● **RECORDS SHOWN**
· · · · ·

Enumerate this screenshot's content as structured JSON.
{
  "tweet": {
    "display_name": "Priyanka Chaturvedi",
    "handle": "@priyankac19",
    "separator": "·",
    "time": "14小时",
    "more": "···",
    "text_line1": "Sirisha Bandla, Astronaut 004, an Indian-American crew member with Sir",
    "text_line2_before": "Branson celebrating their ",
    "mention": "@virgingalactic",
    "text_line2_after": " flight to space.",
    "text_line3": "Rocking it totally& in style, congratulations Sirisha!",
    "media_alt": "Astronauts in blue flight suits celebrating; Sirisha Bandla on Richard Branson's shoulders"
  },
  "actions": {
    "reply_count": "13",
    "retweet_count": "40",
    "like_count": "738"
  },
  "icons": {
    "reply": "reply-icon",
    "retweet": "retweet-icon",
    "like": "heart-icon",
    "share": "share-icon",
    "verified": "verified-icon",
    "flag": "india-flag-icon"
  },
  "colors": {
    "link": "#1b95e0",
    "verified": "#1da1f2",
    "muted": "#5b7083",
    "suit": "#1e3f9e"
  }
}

· · · · ·

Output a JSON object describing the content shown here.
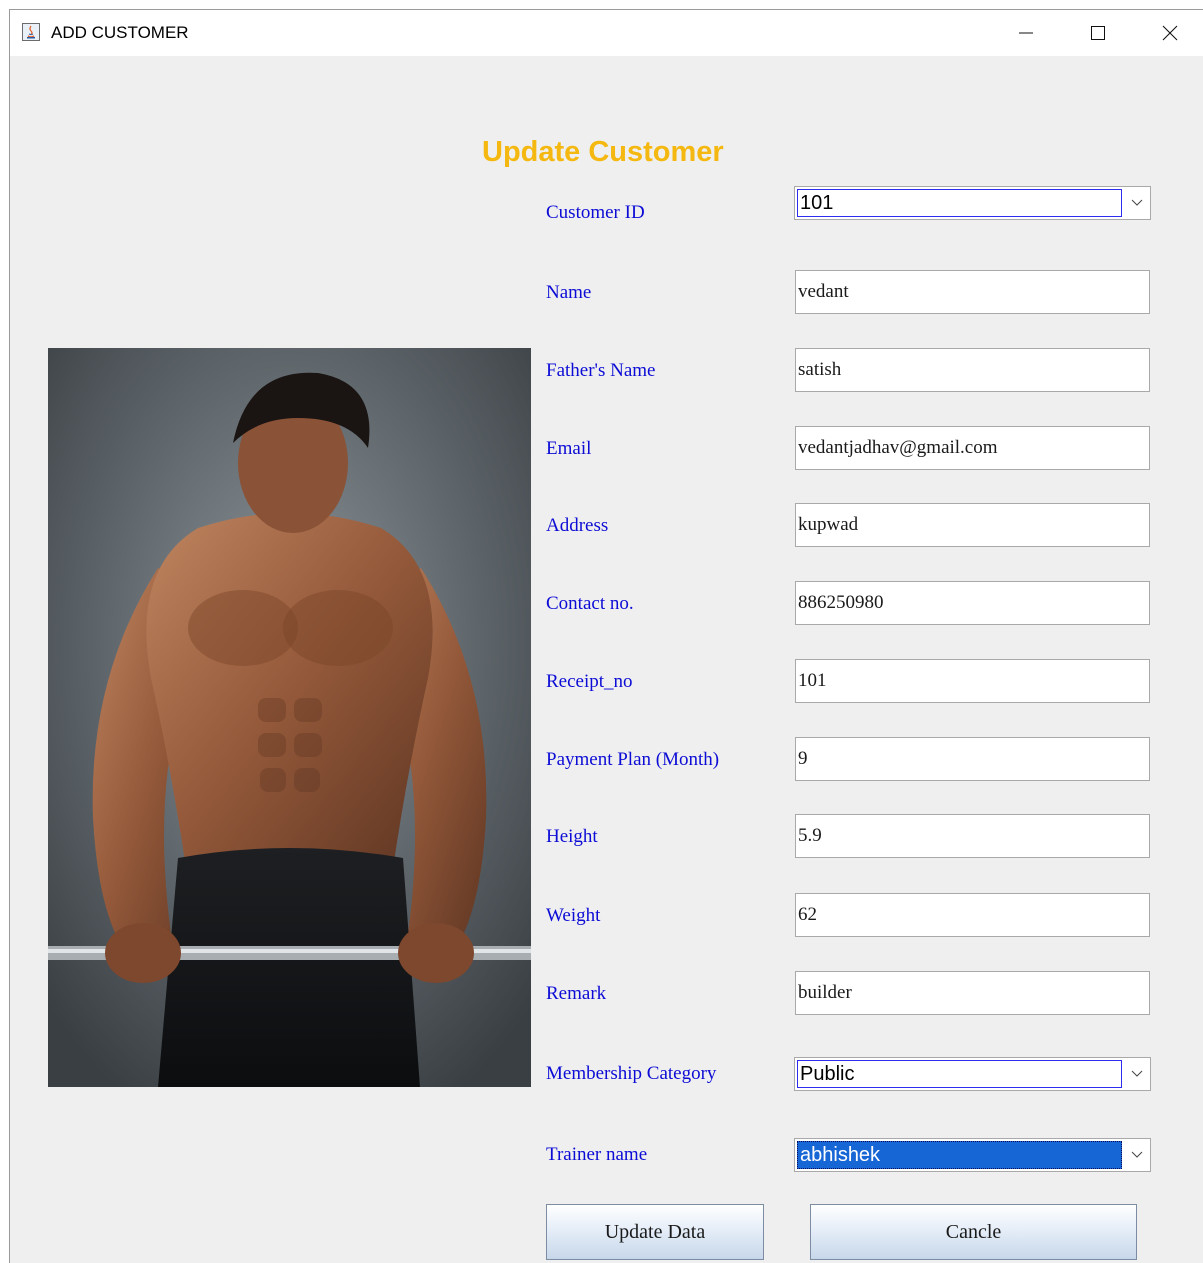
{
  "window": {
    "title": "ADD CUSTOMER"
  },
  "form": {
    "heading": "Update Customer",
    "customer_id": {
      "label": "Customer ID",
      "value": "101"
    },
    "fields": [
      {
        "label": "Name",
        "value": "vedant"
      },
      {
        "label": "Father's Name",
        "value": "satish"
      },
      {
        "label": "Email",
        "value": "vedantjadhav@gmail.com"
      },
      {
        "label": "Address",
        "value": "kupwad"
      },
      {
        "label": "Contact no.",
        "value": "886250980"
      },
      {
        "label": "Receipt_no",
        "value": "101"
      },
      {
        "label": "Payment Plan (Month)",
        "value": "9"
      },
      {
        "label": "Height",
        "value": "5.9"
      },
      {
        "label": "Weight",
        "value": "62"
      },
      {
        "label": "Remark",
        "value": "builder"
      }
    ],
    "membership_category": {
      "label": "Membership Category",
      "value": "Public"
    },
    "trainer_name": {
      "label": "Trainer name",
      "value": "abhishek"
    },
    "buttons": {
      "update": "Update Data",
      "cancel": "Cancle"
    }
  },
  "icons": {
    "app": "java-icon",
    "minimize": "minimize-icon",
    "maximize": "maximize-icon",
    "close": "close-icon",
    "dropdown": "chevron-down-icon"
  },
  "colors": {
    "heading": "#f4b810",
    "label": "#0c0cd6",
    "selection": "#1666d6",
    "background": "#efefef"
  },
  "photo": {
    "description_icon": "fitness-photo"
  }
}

· · · · ·

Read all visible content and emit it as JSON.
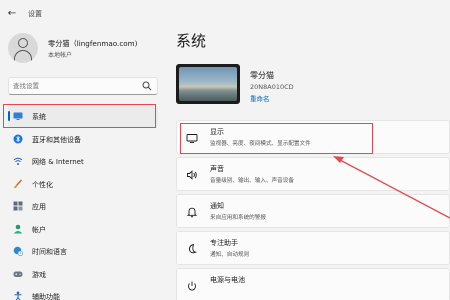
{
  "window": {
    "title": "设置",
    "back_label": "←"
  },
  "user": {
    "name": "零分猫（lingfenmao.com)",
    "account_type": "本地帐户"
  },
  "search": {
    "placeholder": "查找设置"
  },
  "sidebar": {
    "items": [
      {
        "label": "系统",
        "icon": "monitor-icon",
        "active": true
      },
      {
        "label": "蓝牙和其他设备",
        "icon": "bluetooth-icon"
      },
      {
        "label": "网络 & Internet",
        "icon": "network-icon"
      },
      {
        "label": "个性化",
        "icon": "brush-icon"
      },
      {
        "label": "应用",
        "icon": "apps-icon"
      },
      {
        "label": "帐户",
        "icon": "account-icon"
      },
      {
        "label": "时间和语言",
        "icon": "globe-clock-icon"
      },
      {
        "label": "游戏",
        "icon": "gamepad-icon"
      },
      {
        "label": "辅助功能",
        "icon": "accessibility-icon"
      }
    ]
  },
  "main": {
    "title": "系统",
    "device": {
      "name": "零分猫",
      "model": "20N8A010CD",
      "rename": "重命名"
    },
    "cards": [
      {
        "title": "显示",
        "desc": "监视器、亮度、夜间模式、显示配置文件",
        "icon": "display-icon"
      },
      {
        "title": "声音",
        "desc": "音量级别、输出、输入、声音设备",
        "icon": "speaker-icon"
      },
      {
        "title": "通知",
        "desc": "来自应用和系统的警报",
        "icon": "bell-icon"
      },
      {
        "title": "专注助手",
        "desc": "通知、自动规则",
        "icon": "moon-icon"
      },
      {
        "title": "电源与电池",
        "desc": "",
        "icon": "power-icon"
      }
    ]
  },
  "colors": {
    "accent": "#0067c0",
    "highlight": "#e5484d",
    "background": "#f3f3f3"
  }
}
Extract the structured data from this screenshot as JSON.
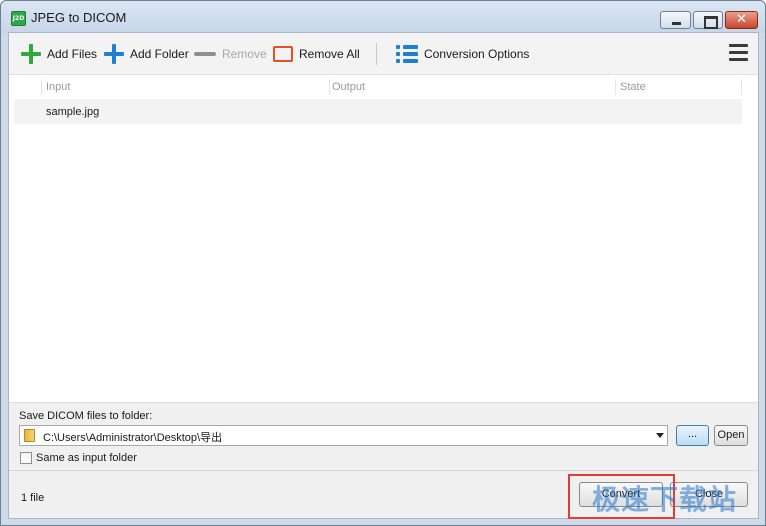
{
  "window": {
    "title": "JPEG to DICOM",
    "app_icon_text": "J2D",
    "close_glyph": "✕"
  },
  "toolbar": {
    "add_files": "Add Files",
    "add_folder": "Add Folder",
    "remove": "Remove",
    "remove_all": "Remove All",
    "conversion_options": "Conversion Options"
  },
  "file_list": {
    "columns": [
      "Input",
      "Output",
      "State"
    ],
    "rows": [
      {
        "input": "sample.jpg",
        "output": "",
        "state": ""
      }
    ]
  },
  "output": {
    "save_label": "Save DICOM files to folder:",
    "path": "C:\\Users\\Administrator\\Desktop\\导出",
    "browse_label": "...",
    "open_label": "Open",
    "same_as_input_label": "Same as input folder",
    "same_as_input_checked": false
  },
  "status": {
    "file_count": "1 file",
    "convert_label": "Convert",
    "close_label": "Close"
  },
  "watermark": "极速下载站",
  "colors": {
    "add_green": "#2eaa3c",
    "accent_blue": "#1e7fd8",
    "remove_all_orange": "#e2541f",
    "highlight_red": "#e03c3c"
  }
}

· · · · ·

Pull out every line containing "DICOM".

● **RESULT BELOW**
    "title": "JPEG to DICOM",
    "save_label": "Save DICOM files to folder:",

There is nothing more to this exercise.